• WHAT YOU HAVE TO DO
In the entries that follow, how many lines hold the string "JSON"? Give only that number.

• Rows from a figure dataset
- - -
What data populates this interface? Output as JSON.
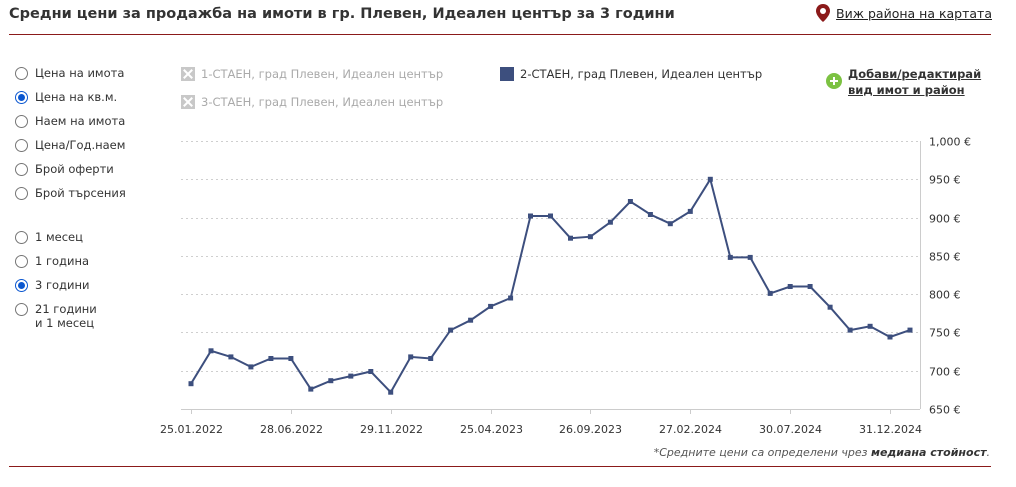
{
  "header": {
    "title": "Средни цени за продажба на имоти в гр. Плевен, Идеален център за 3 години",
    "map_link": "Виж района на картата"
  },
  "price_types": [
    {
      "label": "Цена на имота",
      "checked": false
    },
    {
      "label": "Цена на кв.м.",
      "checked": true
    },
    {
      "label": "Наем на имота",
      "checked": false
    },
    {
      "label": "Цена/Год.наем",
      "checked": false
    },
    {
      "label": "Брой оферти",
      "checked": false
    },
    {
      "label": "Брой търсения",
      "checked": false
    }
  ],
  "periods": [
    {
      "label": "1 месец",
      "checked": false
    },
    {
      "label": "1 година",
      "checked": false
    },
    {
      "label": "3 години",
      "checked": true
    },
    {
      "label": "21 години",
      "label2": "и 1 месец",
      "checked": false
    }
  ],
  "legend": [
    {
      "label": "1-СТАЕН, град Плевен, Идеален център",
      "active": false
    },
    {
      "label": "3-СТАЕН, град Плевен, Идеален център",
      "active": false
    },
    {
      "label": "2-СТАЕН, град Плевен, Идеален център",
      "active": true,
      "color": "#3d4f7e"
    }
  ],
  "add_link": {
    "line1": "Добави/редактирай",
    "line2": "вид имот и район"
  },
  "footnote": {
    "prefix": "*Средните цени са определени чрез ",
    "bold": "медиана стойност",
    "suffix": "."
  },
  "chart_data": {
    "type": "line",
    "x_tick_labels": [
      "25.01.2022",
      "28.06.2022",
      "29.11.2022",
      "25.04.2023",
      "26.09.2023",
      "27.02.2024",
      "30.07.2024",
      "31.12.2024"
    ],
    "y_ticks": [
      650,
      700,
      750,
      800,
      850,
      900,
      950,
      1000
    ],
    "y_tick_labels": [
      "650 €",
      "700 €",
      "750 €",
      "800 €",
      "850 €",
      "900 €",
      "950 €",
      "1,000 €"
    ],
    "ylim": [
      650,
      1000
    ],
    "grid": true,
    "series": [
      {
        "name": "2-СТАЕН, град Плевен, Идеален център",
        "color": "#3d4f7e",
        "values": [
          683,
          726,
          718,
          705,
          716,
          716,
          676,
          687,
          693,
          699,
          672,
          718,
          716,
          753,
          766,
          784,
          795,
          902,
          902,
          873,
          875,
          894,
          921,
          904,
          892,
          908,
          950,
          848,
          848,
          801,
          810,
          810,
          783,
          753,
          758,
          744,
          753
        ]
      }
    ]
  }
}
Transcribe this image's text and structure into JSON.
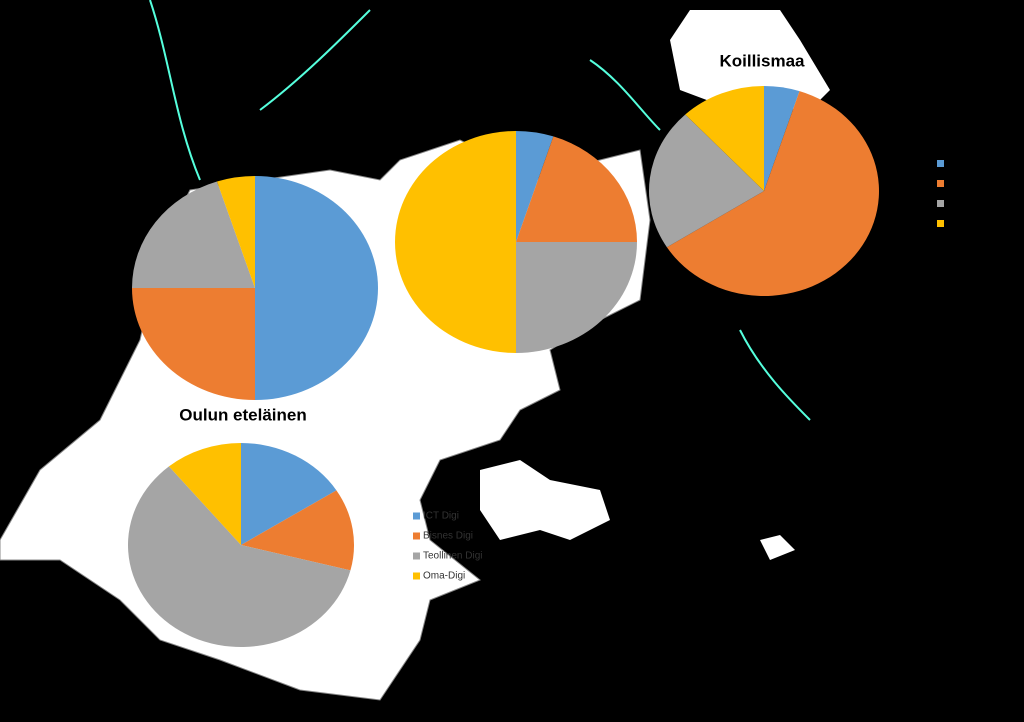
{
  "legend": {
    "labels": [
      "ICT Digi",
      "Bisnes Digi",
      "Teollinen Digi",
      "Oma-Digi"
    ],
    "colors": [
      "#5b9bd5",
      "#ed7d31",
      "#a5a5a5",
      "#ffc000"
    ]
  },
  "chart_data": [
    {
      "type": "pie",
      "values": [
        50,
        25,
        20,
        5
      ]
    },
    {
      "type": "pie",
      "values": [
        5,
        20,
        25,
        50
      ]
    },
    {
      "type": "pie",
      "title": "Koillismaa",
      "values": [
        5,
        61,
        22,
        12
      ]
    },
    {
      "type": "pie",
      "title": "Oulun eteläinen",
      "values": [
        16,
        13,
        60,
        11
      ]
    }
  ]
}
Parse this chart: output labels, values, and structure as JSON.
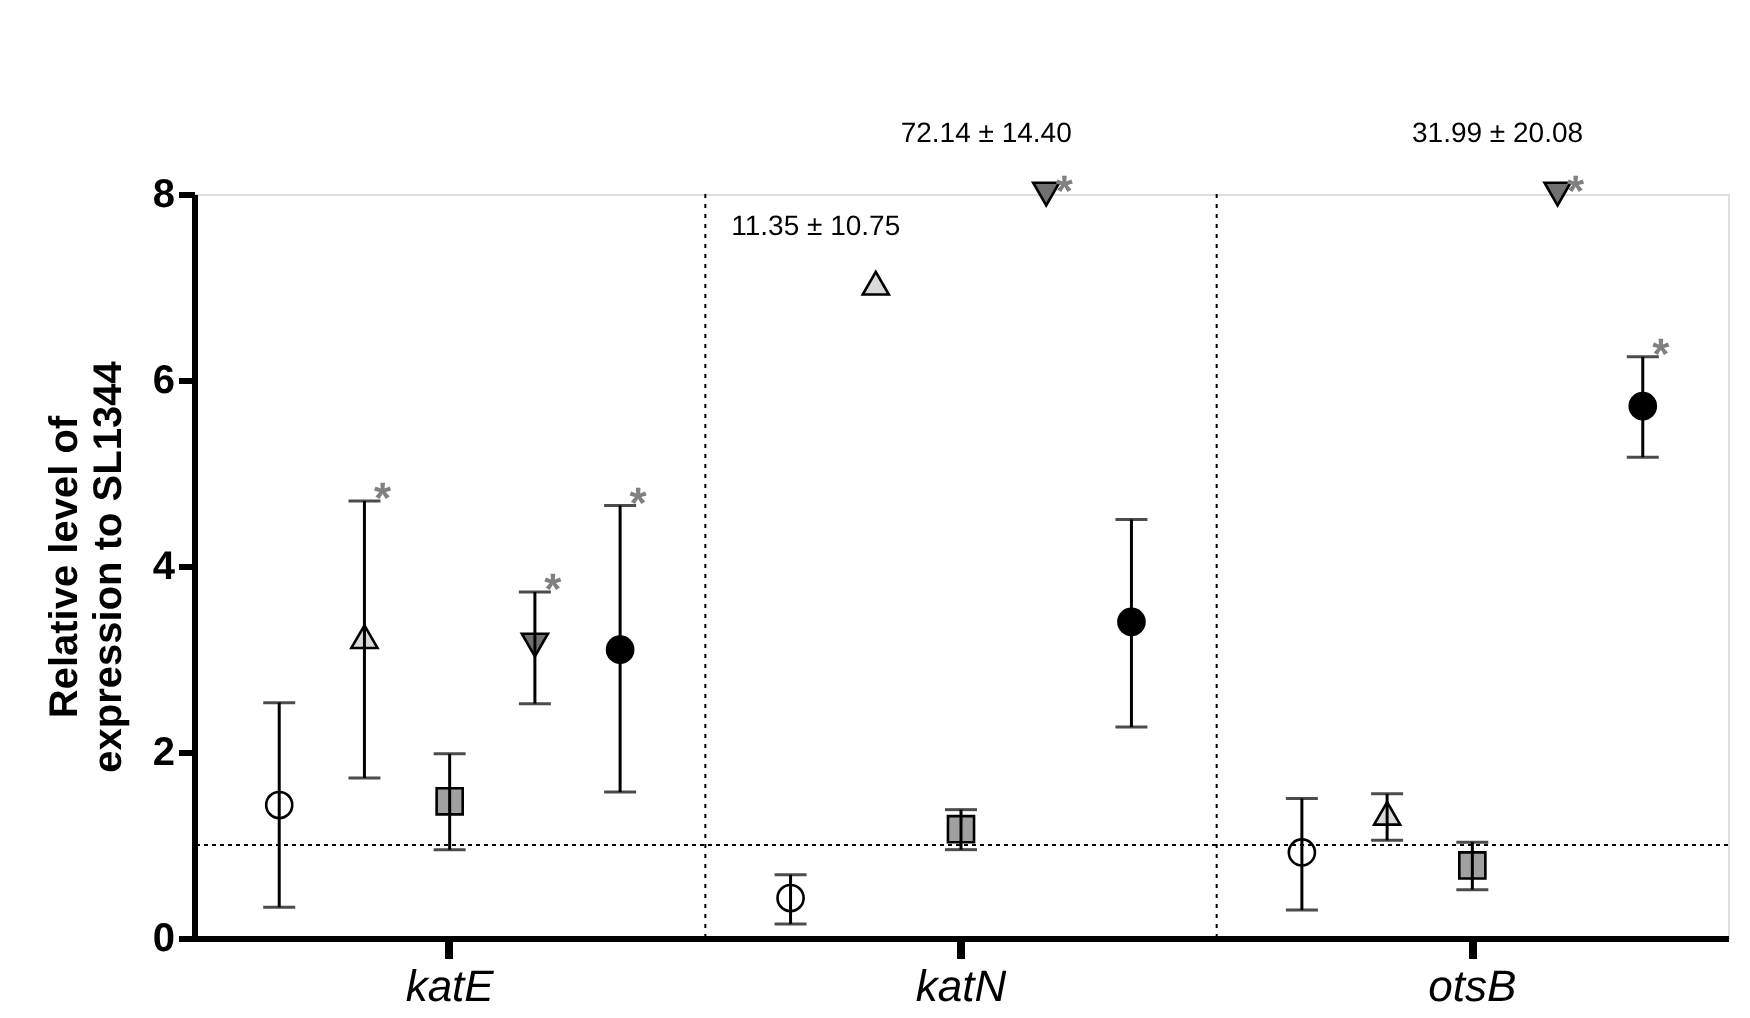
{
  "chart_data": {
    "type": "scatter",
    "categories": [
      "katE",
      "katN",
      "otsB"
    ],
    "ylabel": "Relative level of\nexpression to SL1344",
    "ylim": [
      0,
      8
    ],
    "yticks": [
      0,
      2,
      4,
      6,
      8
    ],
    "grid": "x",
    "ref_lines": [
      {
        "axis": "y",
        "value": 1,
        "line_style": "dotted"
      }
    ],
    "annotations": [
      "11.35 ± 10.75",
      "72.14 ± 14.40",
      "31.99 ± 20.08"
    ],
    "series": [
      {
        "color": "#ffffff",
        "marker": "circle",
        "values": [
          1.43,
          0.43,
          0.92
        ],
        "errors": [
          [
            0.33,
            2.53
          ],
          [
            0.15,
            0.68
          ],
          [
            0.3,
            1.5
          ]
        ],
        "value_labels": [
          null,
          null,
          null
        ]
      },
      {
        "color": "#d9d9d9",
        "marker": "triangle",
        "values": [
          3.2,
          7.0,
          1.3
        ],
        "errors": [
          [
            1.72,
            4.7
          ],
          null,
          [
            1.05,
            1.55
          ]
        ],
        "value_labels": [
          "*",
          null,
          null
        ]
      },
      {
        "color": "#a0a0a0",
        "marker": "square",
        "values": [
          1.47,
          1.17,
          0.78
        ],
        "errors": [
          [
            0.95,
            1.98
          ],
          [
            0.95,
            1.38
          ],
          [
            0.52,
            1.03
          ]
        ],
        "value_labels": [
          null,
          null,
          null
        ]
      },
      {
        "color": "#707070",
        "marker": "triangle-down",
        "values": [
          3.15,
          8.0,
          8.0
        ],
        "errors": [
          [
            2.52,
            3.72
          ],
          null,
          null
        ],
        "value_labels": [
          "*",
          "*",
          "*"
        ]
      },
      {
        "color": "#000000",
        "marker": "circle",
        "values": [
          3.1,
          3.4,
          5.72
        ],
        "errors": [
          [
            1.57,
            4.65
          ],
          [
            2.27,
            4.5
          ],
          [
            5.17,
            6.25
          ]
        ],
        "value_labels": [
          "*",
          null,
          "*"
        ]
      }
    ]
  }
}
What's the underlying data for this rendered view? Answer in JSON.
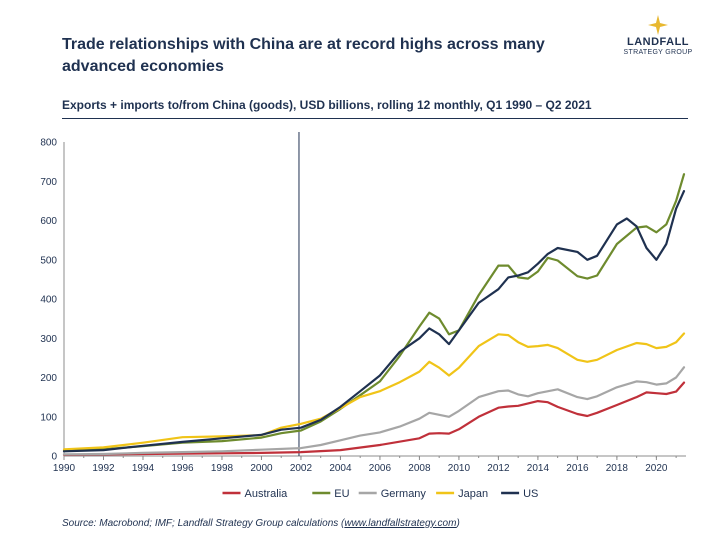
{
  "header": {
    "title": "Trade relationships with China are at record highs across many advanced economies",
    "subtitle": "Exports + imports to/from China (goods), USD billions, rolling 12 monthly, Q1 1990 – Q2 2021"
  },
  "logo": {
    "name": "LANDFALL",
    "tagline": "STRATEGY GROUP",
    "icon": "star-icon",
    "accent": "#e8b830"
  },
  "footer": {
    "source_prefix": "Source: Macrobond; IMF; Landfall Strategy Group calculations (",
    "source_link": "www.landfallstrategy.com",
    "source_suffix": ")"
  },
  "chart_data": {
    "type": "line",
    "title": "",
    "xlabel": "",
    "ylabel": "",
    "xlim": [
      1990,
      2021.5
    ],
    "ylim": [
      0,
      800
    ],
    "x_ticks": [
      "1990",
      "1992",
      "1994",
      "1996",
      "1998",
      "2000",
      "2002",
      "2004",
      "2006",
      "2008",
      "2010",
      "2012",
      "2014",
      "2016",
      "2018",
      "2020"
    ],
    "y_ticks": [
      "0",
      "100",
      "200",
      "300",
      "400",
      "500",
      "600",
      "700",
      "800"
    ],
    "grid": false,
    "legend_position": "bottom",
    "annotations": [
      {
        "type": "vertical-line",
        "x": 2001.9
      }
    ],
    "series": [
      {
        "name": "Australia",
        "color": "#c0303a",
        "x": [
          1990,
          1992,
          1994,
          1996,
          1998,
          2000,
          2002,
          2004,
          2006,
          2008,
          2008.5,
          2009,
          2009.5,
          2010,
          2011,
          2012,
          2012.5,
          2013,
          2014,
          2014.5,
          2015,
          2016,
          2016.5,
          2017,
          2018,
          2019,
          2019.5,
          2020,
          2020.5,
          2021,
          2021.4
        ],
        "y": [
          3,
          4,
          5,
          6,
          7,
          8,
          10,
          15,
          28,
          45,
          57,
          58,
          57,
          68,
          100,
          123,
          126,
          128,
          140,
          137,
          125,
          107,
          102,
          110,
          130,
          150,
          162,
          160,
          158,
          164,
          187
        ]
      },
      {
        "name": "EU",
        "color": "#6e8b2e",
        "x": [
          1990,
          1992,
          1994,
          1996,
          1998,
          2000,
          2001,
          2002,
          2003,
          2004,
          2005,
          2006,
          2007,
          2008,
          2008.5,
          2009,
          2009.5,
          2010,
          2011,
          2012,
          2012.5,
          2013,
          2013.5,
          2014,
          2014.5,
          2015,
          2016,
          2016.5,
          2017,
          2018,
          2019,
          2019.5,
          2020,
          2020.5,
          2021,
          2021.4
        ],
        "y": [
          14,
          17,
          25,
          34,
          38,
          47,
          58,
          65,
          88,
          120,
          155,
          190,
          255,
          330,
          365,
          350,
          310,
          320,
          410,
          485,
          485,
          455,
          452,
          470,
          505,
          498,
          458,
          452,
          460,
          540,
          582,
          585,
          570,
          590,
          650,
          718
        ]
      },
      {
        "name": "Germany",
        "color": "#a6a6a6",
        "x": [
          1990,
          1992,
          1994,
          1996,
          1998,
          2000,
          2002,
          2003,
          2004,
          2005,
          2006,
          2007,
          2008,
          2008.5,
          2009,
          2009.5,
          2010,
          2011,
          2012,
          2012.5,
          2013,
          2013.5,
          2014,
          2015,
          2016,
          2016.5,
          2017,
          2018,
          2019,
          2019.5,
          2020,
          2020.5,
          2021,
          2021.4
        ],
        "y": [
          4,
          5,
          8,
          10,
          12,
          16,
          20,
          28,
          40,
          52,
          60,
          75,
          95,
          110,
          105,
          100,
          115,
          150,
          165,
          167,
          157,
          152,
          160,
          170,
          150,
          145,
          152,
          175,
          190,
          188,
          182,
          185,
          200,
          226
        ]
      },
      {
        "name": "Japan",
        "color": "#f0c418",
        "x": [
          1990,
          1992,
          1994,
          1996,
          1998,
          2000,
          2001,
          2002,
          2003,
          2004,
          2005,
          2006,
          2007,
          2008,
          2008.5,
          2009,
          2009.5,
          2010,
          2011,
          2012,
          2012.5,
          2013,
          2013.5,
          2014,
          2014.5,
          2015,
          2016,
          2016.5,
          2017,
          2018,
          2019,
          2019.5,
          2020,
          2020.5,
          2021,
          2021.4
        ],
        "y": [
          17,
          22,
          34,
          48,
          50,
          53,
          72,
          82,
          95,
          122,
          150,
          165,
          188,
          215,
          240,
          225,
          205,
          225,
          280,
          310,
          308,
          290,
          278,
          280,
          283,
          275,
          245,
          240,
          245,
          270,
          288,
          285,
          275,
          278,
          290,
          312
        ]
      },
      {
        "name": "US",
        "color": "#1f3150",
        "x": [
          1990,
          1992,
          1994,
          1996,
          1998,
          2000,
          2001,
          2002,
          2003,
          2004,
          2005,
          2006,
          2007,
          2008,
          2008.5,
          2009,
          2009.5,
          2010,
          2011,
          2012,
          2012.5,
          2013,
          2013.5,
          2014,
          2014.5,
          2015,
          2016,
          2016.5,
          2017,
          2018,
          2018.5,
          2019,
          2019.5,
          2020,
          2020.5,
          2021,
          2021.4
        ],
        "y": [
          12,
          15,
          26,
          36,
          45,
          54,
          67,
          72,
          92,
          125,
          165,
          205,
          265,
          300,
          325,
          310,
          285,
          320,
          390,
          425,
          455,
          460,
          468,
          490,
          515,
          530,
          520,
          500,
          510,
          590,
          605,
          585,
          530,
          500,
          540,
          630,
          675
        ]
      }
    ]
  }
}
- - -
• SOLVED EXERCISE
4